WORK TO DO -> State only the number of lines that include "each".

(Data listing)
- - -
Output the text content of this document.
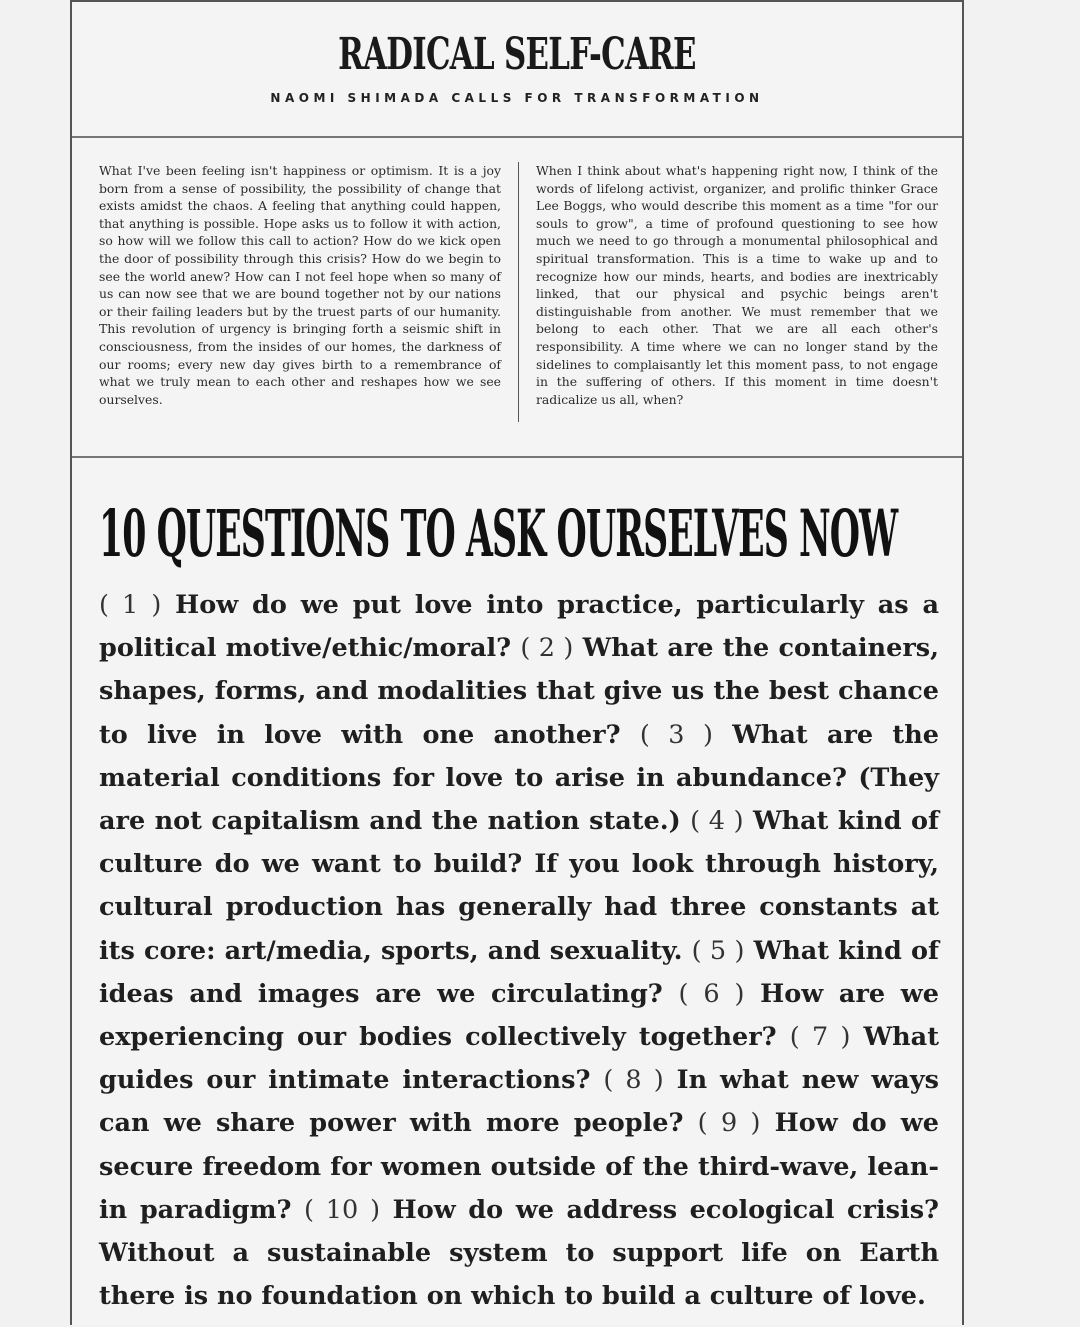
RADICAL SELF-CARE
NAOMI SHIMADA CALLS FOR TRANSFORMATION
What I've been feeling isn't happiness or optimism. It is a joy born from a sense of possibility, the possibility of change that exists amidst the chaos. A feeling that anything could happen, that anything is possible. Hope asks us to follow it with action, so how will we follow this call to action? How do we kick open the door of possibility through this crisis? How do we begin to see the world anew? How can I not feel hope when so many of us can now see that we are bound together not by our nations or their failing leaders but by the truest parts of our humanity. This revolution of urgency is bringing forth a seismic shift in consciousness, from the insides of our homes, the darkness of our rooms; every new day gives birth to a remembrance of what we truly mean to each other and reshapes how we see ourselves.
When I think about what's happening right now, I think of the words of lifelong activist, organizer, and prolific thinker Grace Lee Boggs, who would describe this moment as a time "for our souls to grow", a time of profound questioning to see how much we need to go through a monumental philosophical and spiritual transformation. This is a time to wake up and to recognize how our minds, hearts, and bodies are inextricably linked, that our physical and psychic beings aren't distinguishable from another. We must remember that we belong to each other. That we are all each other's responsibility. A time where we can no longer stand by the sidelines to complaisantly let this moment pass, to not engage in the suffering of others. If this moment in time doesn't radicalize us all, when?
10 QUESTIONS TO ASK OURSELVES NOW
( 1 ) How do we put love into practice, particularly as a political motive/ethic/moral? ( 2 ) What are the containers, shapes, forms, and modalities that give us the best chance to live in love with one another? ( 3 ) What are the material conditions for love to arise in abundance? (They are not capitalism and the nation state.) ( 4 ) What kind of culture do we want to build? If you look through history, cultural production has generally had three constants at its core: art/media, sports, and sexuality. ( 5 ) What kind of ideas and images are we circulating? ( 6 ) How are we experiencing our bodies collectively together? ( 7 ) What guides our intimate interactions? ( 8 ) In what new ways can we share power with more people? ( 9 ) How do we secure freedom for women outside of the third-wave, lean-in paradigm? ( 10 ) How do we address ecological crisis? Without a sustainable system to support life on Earth there is no foundation on which to build a culture of love.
- - -
OUTPUT OF THE EXERCISE -> 2